Copy out, exactly as written, only the line containing "Output a JSON" and the lines after it through the end of the records.

***** Given data *****

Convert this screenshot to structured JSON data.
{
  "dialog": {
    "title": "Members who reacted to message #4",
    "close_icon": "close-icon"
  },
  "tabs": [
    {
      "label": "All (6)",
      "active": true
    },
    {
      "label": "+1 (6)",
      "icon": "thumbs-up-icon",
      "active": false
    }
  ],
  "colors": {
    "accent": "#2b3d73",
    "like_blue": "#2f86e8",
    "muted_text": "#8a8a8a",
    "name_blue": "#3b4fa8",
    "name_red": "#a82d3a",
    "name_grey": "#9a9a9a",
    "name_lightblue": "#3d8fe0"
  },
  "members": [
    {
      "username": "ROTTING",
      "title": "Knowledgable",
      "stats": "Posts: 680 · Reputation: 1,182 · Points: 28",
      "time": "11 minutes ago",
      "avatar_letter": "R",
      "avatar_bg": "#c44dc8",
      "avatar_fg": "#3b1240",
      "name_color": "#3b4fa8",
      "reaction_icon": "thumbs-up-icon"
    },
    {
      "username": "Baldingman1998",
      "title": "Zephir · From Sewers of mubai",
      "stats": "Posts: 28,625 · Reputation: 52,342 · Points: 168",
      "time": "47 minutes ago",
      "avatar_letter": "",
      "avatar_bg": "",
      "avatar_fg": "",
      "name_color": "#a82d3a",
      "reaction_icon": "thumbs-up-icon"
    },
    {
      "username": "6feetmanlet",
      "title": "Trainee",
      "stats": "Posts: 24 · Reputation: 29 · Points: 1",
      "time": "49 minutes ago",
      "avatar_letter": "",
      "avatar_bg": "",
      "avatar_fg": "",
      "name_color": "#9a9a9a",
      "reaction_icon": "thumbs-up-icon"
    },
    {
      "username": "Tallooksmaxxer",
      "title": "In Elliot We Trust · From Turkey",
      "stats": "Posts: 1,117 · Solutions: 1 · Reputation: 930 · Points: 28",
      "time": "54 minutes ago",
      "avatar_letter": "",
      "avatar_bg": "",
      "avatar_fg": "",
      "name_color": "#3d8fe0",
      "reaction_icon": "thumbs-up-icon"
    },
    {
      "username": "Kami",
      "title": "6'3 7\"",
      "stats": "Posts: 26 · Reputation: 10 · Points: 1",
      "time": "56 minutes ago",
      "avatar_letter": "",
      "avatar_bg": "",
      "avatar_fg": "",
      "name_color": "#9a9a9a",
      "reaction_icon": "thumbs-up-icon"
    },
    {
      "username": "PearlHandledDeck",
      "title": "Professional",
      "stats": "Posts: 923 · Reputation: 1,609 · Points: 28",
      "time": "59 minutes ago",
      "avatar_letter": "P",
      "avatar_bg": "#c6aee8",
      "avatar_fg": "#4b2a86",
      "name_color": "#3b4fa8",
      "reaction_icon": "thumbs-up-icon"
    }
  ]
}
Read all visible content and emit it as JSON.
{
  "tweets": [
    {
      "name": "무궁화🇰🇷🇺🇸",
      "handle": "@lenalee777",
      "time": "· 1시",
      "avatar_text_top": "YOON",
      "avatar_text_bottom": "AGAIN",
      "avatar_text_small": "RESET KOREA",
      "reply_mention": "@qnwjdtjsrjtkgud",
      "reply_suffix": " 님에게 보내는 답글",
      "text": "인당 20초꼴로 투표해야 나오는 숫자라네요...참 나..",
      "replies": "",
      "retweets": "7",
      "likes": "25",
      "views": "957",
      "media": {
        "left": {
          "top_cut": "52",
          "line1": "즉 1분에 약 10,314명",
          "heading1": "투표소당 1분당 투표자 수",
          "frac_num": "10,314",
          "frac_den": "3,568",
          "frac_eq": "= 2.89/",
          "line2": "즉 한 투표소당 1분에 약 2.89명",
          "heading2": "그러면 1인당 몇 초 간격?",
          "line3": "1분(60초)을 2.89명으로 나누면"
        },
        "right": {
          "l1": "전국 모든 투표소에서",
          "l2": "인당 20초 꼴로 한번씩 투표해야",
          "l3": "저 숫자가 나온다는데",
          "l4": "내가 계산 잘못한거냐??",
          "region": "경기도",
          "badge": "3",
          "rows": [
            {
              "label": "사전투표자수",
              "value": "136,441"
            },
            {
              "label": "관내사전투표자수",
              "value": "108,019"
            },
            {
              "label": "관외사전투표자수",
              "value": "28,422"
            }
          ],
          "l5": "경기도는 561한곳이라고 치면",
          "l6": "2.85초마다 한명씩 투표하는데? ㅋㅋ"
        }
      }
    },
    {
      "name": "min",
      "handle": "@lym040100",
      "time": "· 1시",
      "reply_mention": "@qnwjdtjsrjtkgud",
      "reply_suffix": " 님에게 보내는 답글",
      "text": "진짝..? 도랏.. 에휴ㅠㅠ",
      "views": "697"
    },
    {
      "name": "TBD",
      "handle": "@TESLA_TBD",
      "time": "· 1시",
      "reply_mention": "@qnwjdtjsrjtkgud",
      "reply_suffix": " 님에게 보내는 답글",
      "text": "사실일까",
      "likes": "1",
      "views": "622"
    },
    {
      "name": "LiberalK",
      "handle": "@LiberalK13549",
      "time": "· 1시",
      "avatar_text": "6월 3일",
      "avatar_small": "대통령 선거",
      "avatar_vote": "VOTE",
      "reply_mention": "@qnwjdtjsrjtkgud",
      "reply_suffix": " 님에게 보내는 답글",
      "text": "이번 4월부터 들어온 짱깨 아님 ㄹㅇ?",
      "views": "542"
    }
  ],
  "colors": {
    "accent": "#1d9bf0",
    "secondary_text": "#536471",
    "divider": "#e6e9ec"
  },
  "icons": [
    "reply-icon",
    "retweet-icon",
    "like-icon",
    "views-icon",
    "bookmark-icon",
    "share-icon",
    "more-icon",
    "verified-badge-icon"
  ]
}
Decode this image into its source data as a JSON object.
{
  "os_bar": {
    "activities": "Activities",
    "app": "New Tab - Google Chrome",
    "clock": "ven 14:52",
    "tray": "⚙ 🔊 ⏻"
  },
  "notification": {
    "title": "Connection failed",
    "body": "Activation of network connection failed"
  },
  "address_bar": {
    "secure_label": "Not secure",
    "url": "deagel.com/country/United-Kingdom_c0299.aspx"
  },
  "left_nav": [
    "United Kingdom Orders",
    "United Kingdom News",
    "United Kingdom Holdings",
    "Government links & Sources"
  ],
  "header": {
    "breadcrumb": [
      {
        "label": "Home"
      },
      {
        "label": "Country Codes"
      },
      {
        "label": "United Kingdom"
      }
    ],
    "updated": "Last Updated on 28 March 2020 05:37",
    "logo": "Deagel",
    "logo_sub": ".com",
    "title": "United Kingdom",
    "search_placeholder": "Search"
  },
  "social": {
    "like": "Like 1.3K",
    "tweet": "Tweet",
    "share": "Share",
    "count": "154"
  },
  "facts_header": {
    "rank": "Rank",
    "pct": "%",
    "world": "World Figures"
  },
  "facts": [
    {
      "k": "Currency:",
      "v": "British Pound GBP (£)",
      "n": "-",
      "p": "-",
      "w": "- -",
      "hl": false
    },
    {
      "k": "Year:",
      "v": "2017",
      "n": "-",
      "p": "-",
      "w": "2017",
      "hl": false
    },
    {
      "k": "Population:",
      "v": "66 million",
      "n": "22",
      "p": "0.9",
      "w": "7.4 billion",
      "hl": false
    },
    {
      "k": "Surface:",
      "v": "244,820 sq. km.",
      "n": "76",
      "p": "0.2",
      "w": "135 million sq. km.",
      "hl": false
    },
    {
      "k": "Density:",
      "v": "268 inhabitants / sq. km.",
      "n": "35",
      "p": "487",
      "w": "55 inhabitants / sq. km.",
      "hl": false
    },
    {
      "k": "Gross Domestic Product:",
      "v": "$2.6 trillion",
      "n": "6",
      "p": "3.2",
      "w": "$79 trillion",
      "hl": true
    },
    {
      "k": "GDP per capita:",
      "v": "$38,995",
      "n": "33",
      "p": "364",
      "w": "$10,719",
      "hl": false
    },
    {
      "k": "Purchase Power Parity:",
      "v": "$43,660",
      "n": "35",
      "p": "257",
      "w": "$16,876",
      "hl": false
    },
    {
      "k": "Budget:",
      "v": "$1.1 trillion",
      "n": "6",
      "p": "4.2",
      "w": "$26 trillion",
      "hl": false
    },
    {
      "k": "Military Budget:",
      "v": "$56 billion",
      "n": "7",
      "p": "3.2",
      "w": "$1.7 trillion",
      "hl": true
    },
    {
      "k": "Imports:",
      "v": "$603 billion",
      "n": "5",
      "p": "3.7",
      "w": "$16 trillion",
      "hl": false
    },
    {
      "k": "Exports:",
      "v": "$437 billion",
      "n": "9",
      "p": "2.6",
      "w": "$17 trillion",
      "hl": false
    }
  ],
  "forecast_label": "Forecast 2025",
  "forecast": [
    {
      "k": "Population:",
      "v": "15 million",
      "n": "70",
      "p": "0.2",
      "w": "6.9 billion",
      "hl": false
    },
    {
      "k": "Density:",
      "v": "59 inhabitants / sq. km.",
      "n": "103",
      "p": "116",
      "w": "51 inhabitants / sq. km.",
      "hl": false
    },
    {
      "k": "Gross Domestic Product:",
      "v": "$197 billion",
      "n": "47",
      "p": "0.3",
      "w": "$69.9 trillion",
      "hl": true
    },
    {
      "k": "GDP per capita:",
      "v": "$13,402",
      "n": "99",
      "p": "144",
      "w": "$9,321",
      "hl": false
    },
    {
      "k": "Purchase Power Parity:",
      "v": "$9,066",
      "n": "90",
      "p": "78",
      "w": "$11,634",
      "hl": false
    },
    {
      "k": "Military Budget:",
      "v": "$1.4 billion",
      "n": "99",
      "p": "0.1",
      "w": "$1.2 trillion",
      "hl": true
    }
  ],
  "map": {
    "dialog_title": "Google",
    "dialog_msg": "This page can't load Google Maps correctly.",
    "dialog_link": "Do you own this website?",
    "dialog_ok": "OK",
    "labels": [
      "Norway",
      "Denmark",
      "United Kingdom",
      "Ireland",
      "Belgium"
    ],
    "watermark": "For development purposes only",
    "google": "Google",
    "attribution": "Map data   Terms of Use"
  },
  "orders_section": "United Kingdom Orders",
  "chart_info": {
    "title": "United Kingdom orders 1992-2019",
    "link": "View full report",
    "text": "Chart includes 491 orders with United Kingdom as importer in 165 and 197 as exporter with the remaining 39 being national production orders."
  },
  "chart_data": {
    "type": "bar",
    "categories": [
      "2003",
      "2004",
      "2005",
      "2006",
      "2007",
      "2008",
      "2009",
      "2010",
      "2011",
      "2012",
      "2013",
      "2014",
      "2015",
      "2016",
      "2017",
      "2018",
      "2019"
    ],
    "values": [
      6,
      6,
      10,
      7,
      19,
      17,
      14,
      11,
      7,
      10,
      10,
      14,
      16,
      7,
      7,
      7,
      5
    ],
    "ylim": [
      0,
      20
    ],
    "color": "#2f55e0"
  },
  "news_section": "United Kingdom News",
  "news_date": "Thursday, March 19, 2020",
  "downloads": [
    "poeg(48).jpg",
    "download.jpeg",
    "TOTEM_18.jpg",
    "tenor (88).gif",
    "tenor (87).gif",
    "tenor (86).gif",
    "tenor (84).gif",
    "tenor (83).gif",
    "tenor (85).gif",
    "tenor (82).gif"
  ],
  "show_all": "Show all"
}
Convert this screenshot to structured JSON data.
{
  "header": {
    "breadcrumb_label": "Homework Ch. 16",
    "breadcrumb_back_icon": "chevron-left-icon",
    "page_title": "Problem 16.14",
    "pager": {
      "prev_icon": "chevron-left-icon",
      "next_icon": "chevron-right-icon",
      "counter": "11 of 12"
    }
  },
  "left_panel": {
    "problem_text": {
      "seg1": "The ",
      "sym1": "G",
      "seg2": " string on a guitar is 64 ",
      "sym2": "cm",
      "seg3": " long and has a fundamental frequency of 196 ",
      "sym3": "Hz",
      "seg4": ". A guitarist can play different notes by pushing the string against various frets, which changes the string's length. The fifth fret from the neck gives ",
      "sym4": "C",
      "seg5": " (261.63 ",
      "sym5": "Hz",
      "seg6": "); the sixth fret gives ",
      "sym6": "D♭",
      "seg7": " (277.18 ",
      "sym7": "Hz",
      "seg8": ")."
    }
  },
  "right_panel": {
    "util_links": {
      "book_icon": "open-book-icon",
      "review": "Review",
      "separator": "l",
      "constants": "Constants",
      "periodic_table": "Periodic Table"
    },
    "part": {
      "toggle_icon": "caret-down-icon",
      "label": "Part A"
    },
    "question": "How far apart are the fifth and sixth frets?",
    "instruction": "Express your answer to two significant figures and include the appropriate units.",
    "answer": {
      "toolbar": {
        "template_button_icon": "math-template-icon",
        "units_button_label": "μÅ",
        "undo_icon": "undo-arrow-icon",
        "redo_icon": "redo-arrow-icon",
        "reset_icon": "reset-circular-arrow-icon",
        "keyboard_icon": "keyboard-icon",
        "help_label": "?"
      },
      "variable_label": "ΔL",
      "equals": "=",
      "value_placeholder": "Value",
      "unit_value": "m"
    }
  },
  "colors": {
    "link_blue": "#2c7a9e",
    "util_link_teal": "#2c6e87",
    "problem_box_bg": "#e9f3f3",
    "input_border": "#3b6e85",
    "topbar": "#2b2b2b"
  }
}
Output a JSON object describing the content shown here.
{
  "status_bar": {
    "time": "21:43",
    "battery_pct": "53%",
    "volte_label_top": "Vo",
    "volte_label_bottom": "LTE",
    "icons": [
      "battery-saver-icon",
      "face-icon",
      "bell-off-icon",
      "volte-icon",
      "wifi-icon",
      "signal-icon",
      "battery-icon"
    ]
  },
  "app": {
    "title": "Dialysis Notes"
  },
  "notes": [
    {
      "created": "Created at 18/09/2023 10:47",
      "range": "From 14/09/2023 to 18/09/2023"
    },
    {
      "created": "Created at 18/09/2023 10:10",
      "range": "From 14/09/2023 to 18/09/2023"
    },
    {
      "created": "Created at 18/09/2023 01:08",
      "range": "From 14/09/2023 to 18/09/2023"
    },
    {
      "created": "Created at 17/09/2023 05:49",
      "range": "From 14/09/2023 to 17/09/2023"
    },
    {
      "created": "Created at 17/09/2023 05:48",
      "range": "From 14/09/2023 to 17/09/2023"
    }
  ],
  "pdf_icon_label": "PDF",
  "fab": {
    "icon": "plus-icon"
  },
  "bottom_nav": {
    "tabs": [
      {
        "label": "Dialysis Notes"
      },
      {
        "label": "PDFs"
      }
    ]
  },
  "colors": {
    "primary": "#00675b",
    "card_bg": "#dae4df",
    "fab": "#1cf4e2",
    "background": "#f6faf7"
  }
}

*****

* **Exercise solution**
Output a JSON object describing the content shown here.
{
  "status_bar": {
    "time": "21:43",
    "battery_pct": "53%",
    "volte_label_top": "Vo",
    "volte_label_bottom": "LTE",
    "icons": [
      "battery-saver-icon",
      "face-icon",
      "bell-off-icon",
      "volte-icon",
      "wifi-icon",
      "signal-icon",
      "battery-icon"
    ]
  },
  "app": {
    "title": "Dialysis Notes"
  },
  "notes": [
    {
      "created": "Created at 18/09/2023 10:47",
      "range": "From 14/09/2023 to 18/09/2023"
    },
    {
      "created": "Created at 18/09/2023 10:10",
      "range": "From 14/09/2023 to 18/09/2023"
    },
    {
      "created": "Created at 18/09/2023 01:08",
      "range": "From 14/09/2023 to 18/09/2023"
    },
    {
      "created": "Created at 17/09/2023 05:49",
      "range": "From 14/09/2023 to 17/09/2023"
    },
    {
      "created": "Created at 17/09/2023 05:48",
      "range": "From 14/09/2023 to 17/09/2023"
    }
  ],
  "pdf_icon_label": "PDF",
  "fab": {
    "icon": "plus-icon"
  },
  "bottom_nav": {
    "tabs": [
      {
        "label": "Dialysis Notes"
      },
      {
        "label": "PDFs"
      }
    ]
  },
  "colors": {
    "primary": "#00675b",
    "card_bg": "#dae4df",
    "fab": "#1cf4e2",
    "background": "#f6faf7"
  }
}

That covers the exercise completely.